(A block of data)
________________________

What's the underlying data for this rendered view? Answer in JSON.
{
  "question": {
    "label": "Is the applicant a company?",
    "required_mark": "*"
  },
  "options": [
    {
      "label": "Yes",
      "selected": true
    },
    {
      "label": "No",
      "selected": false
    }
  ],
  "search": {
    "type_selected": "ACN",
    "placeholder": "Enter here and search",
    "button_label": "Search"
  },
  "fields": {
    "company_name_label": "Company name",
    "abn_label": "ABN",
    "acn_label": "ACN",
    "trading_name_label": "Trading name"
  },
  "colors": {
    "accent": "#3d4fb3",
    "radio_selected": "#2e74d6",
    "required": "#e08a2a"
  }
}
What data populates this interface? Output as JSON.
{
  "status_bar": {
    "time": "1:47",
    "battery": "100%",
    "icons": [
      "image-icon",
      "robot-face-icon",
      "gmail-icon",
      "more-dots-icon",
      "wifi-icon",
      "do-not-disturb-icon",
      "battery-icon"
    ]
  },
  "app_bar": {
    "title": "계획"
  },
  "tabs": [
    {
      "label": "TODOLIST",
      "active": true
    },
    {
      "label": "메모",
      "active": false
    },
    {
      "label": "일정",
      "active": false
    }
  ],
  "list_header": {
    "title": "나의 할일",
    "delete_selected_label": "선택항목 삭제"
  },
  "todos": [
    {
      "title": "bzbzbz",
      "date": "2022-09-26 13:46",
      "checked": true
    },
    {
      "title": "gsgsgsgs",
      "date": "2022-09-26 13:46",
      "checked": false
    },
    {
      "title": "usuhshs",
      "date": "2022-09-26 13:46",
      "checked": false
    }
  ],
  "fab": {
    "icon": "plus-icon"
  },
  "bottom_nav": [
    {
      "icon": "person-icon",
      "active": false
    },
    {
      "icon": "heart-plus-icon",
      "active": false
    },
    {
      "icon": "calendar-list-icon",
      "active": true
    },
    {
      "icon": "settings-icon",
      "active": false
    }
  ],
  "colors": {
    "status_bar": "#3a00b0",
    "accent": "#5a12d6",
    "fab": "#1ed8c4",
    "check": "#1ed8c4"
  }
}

________________________

Your task is to gather every line with the word "JSON" and copy it.

What's the underlying data for this rendered view? Answer in JSON.
What data populates this interface? Output as JSON.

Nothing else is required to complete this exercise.